Given entries:
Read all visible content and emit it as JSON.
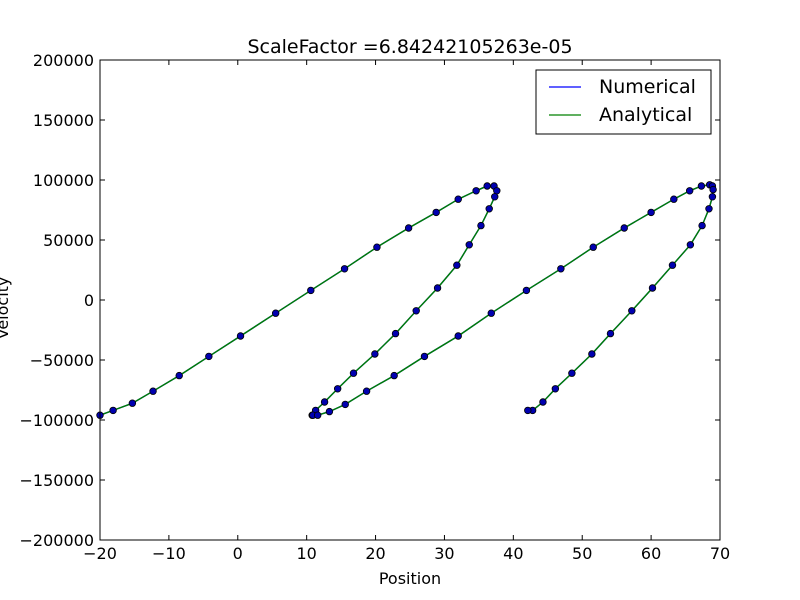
{
  "chart_data": {
    "type": "line",
    "title": "ScaleFactor =6.84242105263e-05",
    "xlabel": "Position",
    "ylabel": "Velocity",
    "xlim": [
      -20,
      70
    ],
    "ylim": [
      -200000,
      200000
    ],
    "xticks": [
      "−20",
      "−10",
      "0",
      "10",
      "20",
      "30",
      "40",
      "50",
      "60",
      "70"
    ],
    "yticks": [
      "−200000",
      "−150000",
      "−100000",
      "−50000",
      "0",
      "50000",
      "100000",
      "150000",
      "200000"
    ],
    "legend_position": "top-right",
    "grid": false,
    "series": [
      {
        "name": "Numerical",
        "style": "line",
        "color": "#0000ff",
        "x": [
          -20,
          -18.1,
          -15.3,
          -12.3,
          -8.5,
          -4.2,
          0.4,
          5.5,
          10.6,
          15.5,
          20.2,
          24.8,
          28.8,
          32,
          34.6,
          36.2,
          37.2,
          37.6,
          37.3,
          36.5,
          35.3,
          33.6,
          31.8,
          29,
          25.9,
          22.9,
          19.9,
          16.8,
          14.5,
          12.6,
          11.3,
          10.8,
          10.9,
          11.6,
          13.3,
          15.6,
          18.7,
          22.7,
          27.1,
          32,
          36.8,
          41.9,
          46.9,
          51.6,
          56.1,
          60,
          63.3,
          65.6,
          67.3,
          68.5,
          68.9,
          69,
          68.9,
          68.4,
          67.4,
          65.7,
          63.1,
          60.2,
          57.2,
          54.1,
          51.4,
          48.5,
          46.1,
          44.3,
          42.8,
          42.1
        ],
        "y": [
          -96000,
          -92000,
          -86000,
          -76000,
          -63000,
          -47000,
          -30000,
          -11000,
          8000,
          26000,
          44000,
          60000,
          73000,
          84000,
          91000,
          95000,
          95000,
          91000,
          86000,
          76000,
          62000,
          46000,
          29000,
          10000,
          -9000,
          -28000,
          -45000,
          -61000,
          -74000,
          -85000,
          -92000,
          -96000,
          -96000,
          -96000,
          -93000,
          -87000,
          -76000,
          -63000,
          -47000,
          -30000,
          -11000,
          8000,
          26000,
          44000,
          60000,
          73000,
          84000,
          91000,
          95000,
          96000,
          95000,
          92000,
          86000,
          76000,
          62000,
          46000,
          29000,
          10000,
          -9000,
          -28000,
          -45000,
          -61000,
          -74000,
          -85000,
          -92000,
          -92000
        ]
      },
      {
        "name": "Analytical",
        "style": "line",
        "color": "#008000",
        "x": [
          -20,
          -18.1,
          -15.3,
          -12.3,
          -8.5,
          -4.2,
          0.4,
          5.5,
          10.6,
          15.5,
          20.2,
          24.8,
          28.8,
          32,
          34.6,
          36.2,
          37.2,
          37.6,
          37.3,
          36.5,
          35.3,
          33.6,
          31.8,
          29,
          25.9,
          22.9,
          19.9,
          16.8,
          14.5,
          12.6,
          11.3,
          10.8,
          10.9,
          11.6,
          13.3,
          15.6,
          18.7,
          22.7,
          27.1,
          32,
          36.8,
          41.9,
          46.9,
          51.6,
          56.1,
          60,
          63.3,
          65.6,
          67.3,
          68.5,
          68.9,
          69,
          68.9,
          68.4,
          67.4,
          65.7,
          63.1,
          60.2,
          57.2,
          54.1,
          51.4,
          48.5,
          46.1,
          44.3,
          42.8,
          42.1
        ],
        "y": [
          -96000,
          -92000,
          -86000,
          -76000,
          -63000,
          -47000,
          -30000,
          -11000,
          8000,
          26000,
          44000,
          60000,
          73000,
          84000,
          91000,
          95000,
          95000,
          91000,
          86000,
          76000,
          62000,
          46000,
          29000,
          10000,
          -9000,
          -28000,
          -45000,
          -61000,
          -74000,
          -85000,
          -92000,
          -96000,
          -96000,
          -96000,
          -93000,
          -87000,
          -76000,
          -63000,
          -47000,
          -30000,
          -11000,
          8000,
          26000,
          44000,
          60000,
          73000,
          84000,
          91000,
          95000,
          96000,
          95000,
          92000,
          86000,
          76000,
          62000,
          46000,
          29000,
          10000,
          -9000,
          -28000,
          -45000,
          -61000,
          -74000,
          -85000,
          -92000,
          -92000
        ]
      }
    ],
    "markers": {
      "color": "#0000b0",
      "x": [
        -20,
        -18.1,
        -15.3,
        -12.3,
        -8.5,
        -4.2,
        0.4,
        5.5,
        10.6,
        15.5,
        20.2,
        24.8,
        28.8,
        32,
        34.6,
        36.2,
        37.2,
        37.6,
        37.3,
        36.5,
        35.3,
        33.6,
        31.8,
        29,
        25.9,
        22.9,
        19.9,
        16.8,
        14.5,
        12.6,
        11.3,
        10.8,
        10.9,
        11.6,
        13.3,
        15.6,
        18.7,
        22.7,
        27.1,
        32,
        36.8,
        41.9,
        46.9,
        51.6,
        56.1,
        60,
        63.3,
        65.6,
        67.3,
        68.5,
        68.9,
        69,
        68.9,
        68.4,
        67.4,
        65.7,
        63.1,
        60.2,
        57.2,
        54.1,
        51.4,
        48.5,
        46.1,
        44.3,
        42.8,
        42.1
      ],
      "y": [
        -96000,
        -92000,
        -86000,
        -76000,
        -63000,
        -47000,
        -30000,
        -11000,
        8000,
        26000,
        44000,
        60000,
        73000,
        84000,
        91000,
        95000,
        95000,
        91000,
        86000,
        76000,
        62000,
        46000,
        29000,
        10000,
        -9000,
        -28000,
        -45000,
        -61000,
        -74000,
        -85000,
        -92000,
        -96000,
        -96000,
        -96000,
        -93000,
        -87000,
        -76000,
        -63000,
        -47000,
        -30000,
        -11000,
        8000,
        26000,
        44000,
        60000,
        73000,
        84000,
        91000,
        95000,
        96000,
        95000,
        92000,
        86000,
        76000,
        62000,
        46000,
        29000,
        10000,
        -9000,
        -28000,
        -45000,
        -61000,
        -74000,
        -85000,
        -92000,
        -92000
      ]
    }
  }
}
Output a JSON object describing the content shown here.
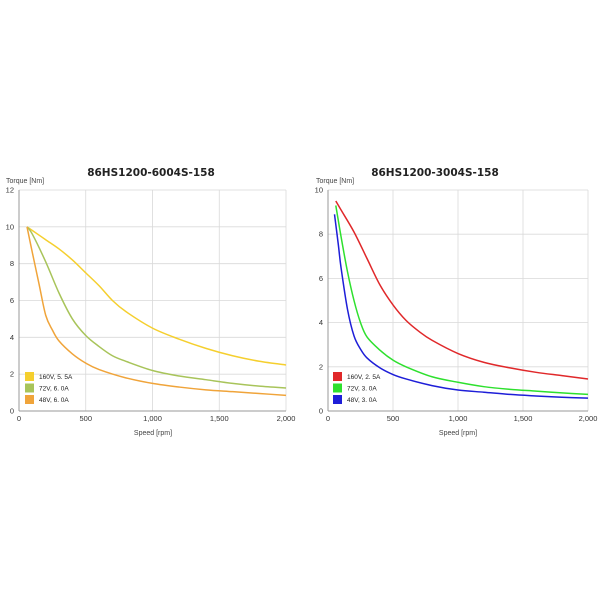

What you need to do:
Transcribe the full listing above exactly, with the images removed.

Output for this exercise:
Read all visible content and emit it as JSON.
{
  "chart_data": {
    "type": "line",
    "title": "ScaleFactor =6.84242105263e-05",
    "xlabel": "Position",
    "ylabel": "Velocity",
    "xlim": [
      -20,
      70
    ],
    "ylim": [
      -200000,
      200000
    ],
    "xticks": [
      "−20",
      "−10",
      "0",
      "10",
      "20",
      "30",
      "40",
      "50",
      "60",
      "70"
    ],
    "yticks": [
      "−200000",
      "−150000",
      "−100000",
      "−50000",
      "0",
      "50000",
      "100000",
      "150000",
      "200000"
    ],
    "legend_position": "top-right",
    "grid": false,
    "series": [
      {
        "name": "Numerical",
        "style": "line",
        "color": "#0000ff",
        "x": [
          -20,
          -18.1,
          -15.3,
          -12.3,
          -8.5,
          -4.2,
          0.4,
          5.5,
          10.6,
          15.5,
          20.2,
          24.8,
          28.8,
          32,
          34.6,
          36.2,
          37.2,
          37.6,
          37.3,
          36.5,
          35.3,
          33.6,
          31.8,
          29,
          25.9,
          22.9,
          19.9,
          16.8,
          14.5,
          12.6,
          11.3,
          10.8,
          10.9,
          11.6,
          13.3,
          15.6,
          18.7,
          22.7,
          27.1,
          32,
          36.8,
          41.9,
          46.9,
          51.6,
          56.1,
          60,
          63.3,
          65.6,
          67.3,
          68.5,
          68.9,
          69,
          68.9,
          68.4,
          67.4,
          65.7,
          63.1,
          60.2,
          57.2,
          54.1,
          51.4,
          48.5,
          46.1,
          44.3,
          42.8,
          42.1
        ],
        "y": [
          -96000,
          -92000,
          -86000,
          -76000,
          -63000,
          -47000,
          -30000,
          -11000,
          8000,
          26000,
          44000,
          60000,
          73000,
          84000,
          91000,
          95000,
          95000,
          91000,
          86000,
          76000,
          62000,
          46000,
          29000,
          10000,
          -9000,
          -28000,
          -45000,
          -61000,
          -74000,
          -85000,
          -92000,
          -96000,
          -96000,
          -96000,
          -93000,
          -87000,
          -76000,
          -63000,
          -47000,
          -30000,
          -11000,
          8000,
          26000,
          44000,
          60000,
          73000,
          84000,
          91000,
          95000,
          96000,
          95000,
          92000,
          86000,
          76000,
          62000,
          46000,
          29000,
          10000,
          -9000,
          -28000,
          -45000,
          -61000,
          -74000,
          -85000,
          -92000,
          -92000
        ]
      },
      {
        "name": "Analytical",
        "style": "line",
        "color": "#008000",
        "x": [
          -20,
          -18.1,
          -15.3,
          -12.3,
          -8.5,
          -4.2,
          0.4,
          5.5,
          10.6,
          15.5,
          20.2,
          24.8,
          28.8,
          32,
          34.6,
          36.2,
          37.2,
          37.6,
          37.3,
          36.5,
          35.3,
          33.6,
          31.8,
          29,
          25.9,
          22.9,
          19.9,
          16.8,
          14.5,
          12.6,
          11.3,
          10.8,
          10.9,
          11.6,
          13.3,
          15.6,
          18.7,
          22.7,
          27.1,
          32,
          36.8,
          41.9,
          46.9,
          51.6,
          56.1,
          60,
          63.3,
          65.6,
          67.3,
          68.5,
          68.9,
          69,
          68.9,
          68.4,
          67.4,
          65.7,
          63.1,
          60.2,
          57.2,
          54.1,
          51.4,
          48.5,
          46.1,
          44.3,
          42.8,
          42.1
        ],
        "y": [
          -96000,
          -92000,
          -86000,
          -76000,
          -63000,
          -47000,
          -30000,
          -11000,
          8000,
          26000,
          44000,
          60000,
          73000,
          84000,
          91000,
          95000,
          95000,
          91000,
          86000,
          76000,
          62000,
          46000,
          29000,
          10000,
          -9000,
          -28000,
          -45000,
          -61000,
          -74000,
          -85000,
          -92000,
          -96000,
          -96000,
          -96000,
          -93000,
          -87000,
          -76000,
          -63000,
          -47000,
          -30000,
          -11000,
          8000,
          26000,
          44000,
          60000,
          73000,
          84000,
          91000,
          95000,
          96000,
          95000,
          92000,
          86000,
          76000,
          62000,
          46000,
          29000,
          10000,
          -9000,
          -28000,
          -45000,
          -61000,
          -74000,
          -85000,
          -92000,
          -92000
        ]
      }
    ],
    "markers": {
      "color": "#0000b0",
      "x": [
        -20,
        -18.1,
        -15.3,
        -12.3,
        -8.5,
        -4.2,
        0.4,
        5.5,
        10.6,
        15.5,
        20.2,
        24.8,
        28.8,
        32,
        34.6,
        36.2,
        37.2,
        37.6,
        37.3,
        36.5,
        35.3,
        33.6,
        31.8,
        29,
        25.9,
        22.9,
        19.9,
        16.8,
        14.5,
        12.6,
        11.3,
        10.8,
        10.9,
        11.6,
        13.3,
        15.6,
        18.7,
        22.7,
        27.1,
        32,
        36.8,
        41.9,
        46.9,
        51.6,
        56.1,
        60,
        63.3,
        65.6,
        67.3,
        68.5,
        68.9,
        69,
        68.9,
        68.4,
        67.4,
        65.7,
        63.1,
        60.2,
        57.2,
        54.1,
        51.4,
        48.5,
        46.1,
        44.3,
        42.8,
        42.1
      ],
      "y": [
        -96000,
        -92000,
        -86000,
        -76000,
        -63000,
        -47000,
        -30000,
        -11000,
        8000,
        26000,
        44000,
        60000,
        73000,
        84000,
        91000,
        95000,
        95000,
        91000,
        86000,
        76000,
        62000,
        46000,
        29000,
        10000,
        -9000,
        -28000,
        -45000,
        -61000,
        -74000,
        -85000,
        -92000,
        -96000,
        -96000,
        -96000,
        -93000,
        -87000,
        -76000,
        -63000,
        -47000,
        -30000,
        -11000,
        8000,
        26000,
        44000,
        60000,
        73000,
        84000,
        91000,
        95000,
        96000,
        95000,
        92000,
        86000,
        76000,
        62000,
        46000,
        29000,
        10000,
        -9000,
        -28000,
        -45000,
        -61000,
        -74000,
        -85000,
        -92000,
        -92000
      ]
    }
  }
}
Output a JSON object describing the content shown here.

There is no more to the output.